### Dataset listings of figures
__________________________________________________

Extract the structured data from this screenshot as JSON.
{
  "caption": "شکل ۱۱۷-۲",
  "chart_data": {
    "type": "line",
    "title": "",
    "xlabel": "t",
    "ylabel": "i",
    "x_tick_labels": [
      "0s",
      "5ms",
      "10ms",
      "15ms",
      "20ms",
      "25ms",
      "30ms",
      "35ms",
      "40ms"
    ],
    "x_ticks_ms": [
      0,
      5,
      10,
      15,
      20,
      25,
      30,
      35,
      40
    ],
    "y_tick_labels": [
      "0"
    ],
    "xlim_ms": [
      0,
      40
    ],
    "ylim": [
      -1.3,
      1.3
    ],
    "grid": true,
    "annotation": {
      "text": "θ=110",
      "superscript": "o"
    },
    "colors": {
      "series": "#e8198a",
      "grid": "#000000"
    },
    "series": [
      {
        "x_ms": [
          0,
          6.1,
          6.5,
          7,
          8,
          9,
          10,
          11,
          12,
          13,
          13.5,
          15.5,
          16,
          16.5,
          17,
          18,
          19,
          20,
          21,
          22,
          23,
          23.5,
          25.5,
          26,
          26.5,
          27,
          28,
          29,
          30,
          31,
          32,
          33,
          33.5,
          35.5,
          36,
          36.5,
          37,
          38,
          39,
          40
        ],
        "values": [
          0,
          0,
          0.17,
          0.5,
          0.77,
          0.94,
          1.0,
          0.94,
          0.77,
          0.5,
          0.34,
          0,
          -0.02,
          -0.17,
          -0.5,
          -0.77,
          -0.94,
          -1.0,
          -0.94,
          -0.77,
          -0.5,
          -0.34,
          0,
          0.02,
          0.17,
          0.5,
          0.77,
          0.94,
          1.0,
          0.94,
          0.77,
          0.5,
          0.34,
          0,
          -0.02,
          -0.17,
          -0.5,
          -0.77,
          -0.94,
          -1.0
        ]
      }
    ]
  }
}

__________________________________________________

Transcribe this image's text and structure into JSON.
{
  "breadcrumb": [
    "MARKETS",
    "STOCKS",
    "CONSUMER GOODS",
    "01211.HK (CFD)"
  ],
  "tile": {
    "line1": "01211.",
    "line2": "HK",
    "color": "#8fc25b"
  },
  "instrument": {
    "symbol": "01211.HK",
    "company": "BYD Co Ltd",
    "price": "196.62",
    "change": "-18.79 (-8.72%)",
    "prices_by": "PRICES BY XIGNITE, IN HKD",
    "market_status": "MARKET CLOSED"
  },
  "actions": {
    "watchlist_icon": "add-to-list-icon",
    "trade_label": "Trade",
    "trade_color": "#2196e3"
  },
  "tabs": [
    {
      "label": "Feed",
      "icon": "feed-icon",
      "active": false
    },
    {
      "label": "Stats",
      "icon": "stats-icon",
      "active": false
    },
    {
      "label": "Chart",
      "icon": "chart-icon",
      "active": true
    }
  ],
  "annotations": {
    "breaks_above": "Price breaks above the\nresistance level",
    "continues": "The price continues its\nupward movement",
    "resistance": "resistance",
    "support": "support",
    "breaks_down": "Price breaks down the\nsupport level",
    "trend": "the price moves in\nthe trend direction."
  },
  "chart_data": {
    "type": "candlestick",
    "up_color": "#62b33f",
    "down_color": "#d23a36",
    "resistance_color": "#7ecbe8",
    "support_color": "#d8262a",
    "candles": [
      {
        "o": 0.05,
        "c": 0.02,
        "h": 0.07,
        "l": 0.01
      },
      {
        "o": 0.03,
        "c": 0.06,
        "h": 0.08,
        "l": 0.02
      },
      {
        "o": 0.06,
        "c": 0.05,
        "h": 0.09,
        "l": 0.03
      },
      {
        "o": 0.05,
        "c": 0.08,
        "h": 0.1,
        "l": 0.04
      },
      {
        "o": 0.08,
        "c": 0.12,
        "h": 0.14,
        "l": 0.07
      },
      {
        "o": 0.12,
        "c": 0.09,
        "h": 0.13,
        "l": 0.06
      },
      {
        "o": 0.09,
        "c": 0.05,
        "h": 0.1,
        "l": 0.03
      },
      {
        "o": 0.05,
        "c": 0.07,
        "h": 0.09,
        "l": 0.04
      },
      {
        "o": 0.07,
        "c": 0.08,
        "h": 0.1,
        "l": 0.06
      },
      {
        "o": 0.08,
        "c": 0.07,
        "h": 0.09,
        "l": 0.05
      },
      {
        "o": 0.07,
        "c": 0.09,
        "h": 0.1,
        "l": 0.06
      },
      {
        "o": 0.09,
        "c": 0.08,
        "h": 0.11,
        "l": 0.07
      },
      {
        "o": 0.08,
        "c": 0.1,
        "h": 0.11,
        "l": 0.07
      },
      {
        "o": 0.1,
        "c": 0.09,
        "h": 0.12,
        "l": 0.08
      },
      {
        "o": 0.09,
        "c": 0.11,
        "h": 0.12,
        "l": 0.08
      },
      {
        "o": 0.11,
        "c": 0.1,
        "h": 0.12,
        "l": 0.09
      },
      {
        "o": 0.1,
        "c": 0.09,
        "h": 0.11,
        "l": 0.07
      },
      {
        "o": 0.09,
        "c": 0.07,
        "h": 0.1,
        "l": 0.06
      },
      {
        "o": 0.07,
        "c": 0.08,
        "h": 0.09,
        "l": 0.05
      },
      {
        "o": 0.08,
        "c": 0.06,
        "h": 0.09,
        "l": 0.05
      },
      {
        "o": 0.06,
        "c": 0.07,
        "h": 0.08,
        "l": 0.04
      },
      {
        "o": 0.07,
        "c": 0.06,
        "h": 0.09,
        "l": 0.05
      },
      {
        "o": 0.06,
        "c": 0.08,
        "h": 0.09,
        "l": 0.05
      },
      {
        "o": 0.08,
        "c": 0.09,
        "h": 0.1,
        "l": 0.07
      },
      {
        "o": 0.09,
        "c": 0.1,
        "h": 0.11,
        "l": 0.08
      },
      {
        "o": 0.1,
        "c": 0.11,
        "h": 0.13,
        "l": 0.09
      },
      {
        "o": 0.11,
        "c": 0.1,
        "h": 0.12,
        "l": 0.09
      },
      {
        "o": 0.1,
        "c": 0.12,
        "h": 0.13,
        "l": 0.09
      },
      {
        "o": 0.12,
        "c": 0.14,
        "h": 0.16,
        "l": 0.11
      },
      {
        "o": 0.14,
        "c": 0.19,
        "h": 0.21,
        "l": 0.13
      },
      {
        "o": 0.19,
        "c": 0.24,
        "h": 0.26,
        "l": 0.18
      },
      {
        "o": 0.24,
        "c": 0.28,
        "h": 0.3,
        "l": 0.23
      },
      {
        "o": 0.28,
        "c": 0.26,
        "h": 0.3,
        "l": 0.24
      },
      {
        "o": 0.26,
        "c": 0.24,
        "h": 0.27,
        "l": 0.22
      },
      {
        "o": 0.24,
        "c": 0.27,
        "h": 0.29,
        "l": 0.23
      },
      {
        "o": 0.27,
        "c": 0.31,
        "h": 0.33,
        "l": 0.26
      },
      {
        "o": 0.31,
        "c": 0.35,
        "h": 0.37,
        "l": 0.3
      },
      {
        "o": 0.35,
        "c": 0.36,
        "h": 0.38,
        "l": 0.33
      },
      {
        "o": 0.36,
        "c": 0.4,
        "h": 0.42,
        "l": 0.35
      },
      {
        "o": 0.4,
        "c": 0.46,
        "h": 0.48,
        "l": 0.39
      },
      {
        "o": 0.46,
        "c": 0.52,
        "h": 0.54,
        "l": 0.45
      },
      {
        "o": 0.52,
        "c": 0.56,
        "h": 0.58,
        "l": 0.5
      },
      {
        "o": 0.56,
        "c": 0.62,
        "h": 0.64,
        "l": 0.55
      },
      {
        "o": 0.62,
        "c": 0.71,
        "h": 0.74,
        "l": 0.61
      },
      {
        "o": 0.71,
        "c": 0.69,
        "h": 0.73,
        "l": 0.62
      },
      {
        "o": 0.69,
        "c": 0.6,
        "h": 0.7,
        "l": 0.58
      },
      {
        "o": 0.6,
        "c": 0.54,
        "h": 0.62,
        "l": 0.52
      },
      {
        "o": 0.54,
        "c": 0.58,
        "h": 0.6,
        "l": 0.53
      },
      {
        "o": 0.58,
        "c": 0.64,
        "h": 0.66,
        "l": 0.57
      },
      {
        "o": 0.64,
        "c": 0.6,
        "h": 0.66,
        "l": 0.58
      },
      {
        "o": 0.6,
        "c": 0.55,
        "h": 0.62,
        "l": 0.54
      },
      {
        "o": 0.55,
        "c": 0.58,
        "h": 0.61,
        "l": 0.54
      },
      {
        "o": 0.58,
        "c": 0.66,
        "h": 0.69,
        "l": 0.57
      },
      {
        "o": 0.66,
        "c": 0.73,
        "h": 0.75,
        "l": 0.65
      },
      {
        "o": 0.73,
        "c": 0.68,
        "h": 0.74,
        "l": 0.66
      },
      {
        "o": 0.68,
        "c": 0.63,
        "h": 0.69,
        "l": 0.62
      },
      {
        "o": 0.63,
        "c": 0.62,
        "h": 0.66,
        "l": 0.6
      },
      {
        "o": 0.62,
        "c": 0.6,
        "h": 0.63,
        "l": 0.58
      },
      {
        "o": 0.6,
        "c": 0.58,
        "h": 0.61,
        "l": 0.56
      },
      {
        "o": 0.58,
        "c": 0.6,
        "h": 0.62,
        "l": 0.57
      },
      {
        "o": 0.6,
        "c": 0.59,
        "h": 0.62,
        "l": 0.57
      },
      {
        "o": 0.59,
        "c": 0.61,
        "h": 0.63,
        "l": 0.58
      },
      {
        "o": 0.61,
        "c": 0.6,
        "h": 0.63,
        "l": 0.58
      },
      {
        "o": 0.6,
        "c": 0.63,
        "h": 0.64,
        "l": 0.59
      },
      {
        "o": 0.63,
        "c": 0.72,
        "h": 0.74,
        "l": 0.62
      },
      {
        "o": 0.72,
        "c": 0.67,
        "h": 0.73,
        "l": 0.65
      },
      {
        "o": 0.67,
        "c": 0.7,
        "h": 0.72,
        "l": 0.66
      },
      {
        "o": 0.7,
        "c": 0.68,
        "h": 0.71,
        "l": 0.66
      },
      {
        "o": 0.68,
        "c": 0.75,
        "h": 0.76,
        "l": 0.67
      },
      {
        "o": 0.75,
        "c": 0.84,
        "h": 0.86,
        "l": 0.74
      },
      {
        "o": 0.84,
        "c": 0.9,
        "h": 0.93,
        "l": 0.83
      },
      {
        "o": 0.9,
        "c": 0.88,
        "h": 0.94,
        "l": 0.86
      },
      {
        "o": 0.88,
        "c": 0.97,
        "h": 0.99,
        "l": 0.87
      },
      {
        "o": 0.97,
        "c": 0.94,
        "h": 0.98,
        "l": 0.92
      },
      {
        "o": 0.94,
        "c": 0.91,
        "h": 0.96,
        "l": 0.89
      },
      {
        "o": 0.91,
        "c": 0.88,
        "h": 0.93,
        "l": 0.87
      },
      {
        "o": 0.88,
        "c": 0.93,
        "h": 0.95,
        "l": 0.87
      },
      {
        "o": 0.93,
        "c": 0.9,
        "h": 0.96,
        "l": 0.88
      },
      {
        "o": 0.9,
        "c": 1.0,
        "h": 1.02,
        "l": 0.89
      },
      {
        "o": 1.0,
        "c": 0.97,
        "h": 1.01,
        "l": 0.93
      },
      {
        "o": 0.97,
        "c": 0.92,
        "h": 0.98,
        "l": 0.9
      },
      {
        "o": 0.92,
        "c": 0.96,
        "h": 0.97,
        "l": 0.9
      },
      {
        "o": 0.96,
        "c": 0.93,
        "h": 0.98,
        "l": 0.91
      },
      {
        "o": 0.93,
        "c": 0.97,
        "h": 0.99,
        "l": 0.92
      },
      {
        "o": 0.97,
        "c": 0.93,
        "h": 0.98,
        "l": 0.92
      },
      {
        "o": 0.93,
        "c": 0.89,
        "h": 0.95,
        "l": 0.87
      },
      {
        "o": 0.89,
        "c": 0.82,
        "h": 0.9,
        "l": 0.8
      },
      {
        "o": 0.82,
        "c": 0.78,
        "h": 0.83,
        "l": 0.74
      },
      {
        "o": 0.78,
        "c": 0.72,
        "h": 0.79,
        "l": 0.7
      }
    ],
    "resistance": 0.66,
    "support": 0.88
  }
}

__________________________________________________

### Problem details
Every line of the records that includes the word "this" should be gathered.

### Finished exercise
Extract the structured data from this screenshot as JSON.
Transcribe this image's text and structure into JSON.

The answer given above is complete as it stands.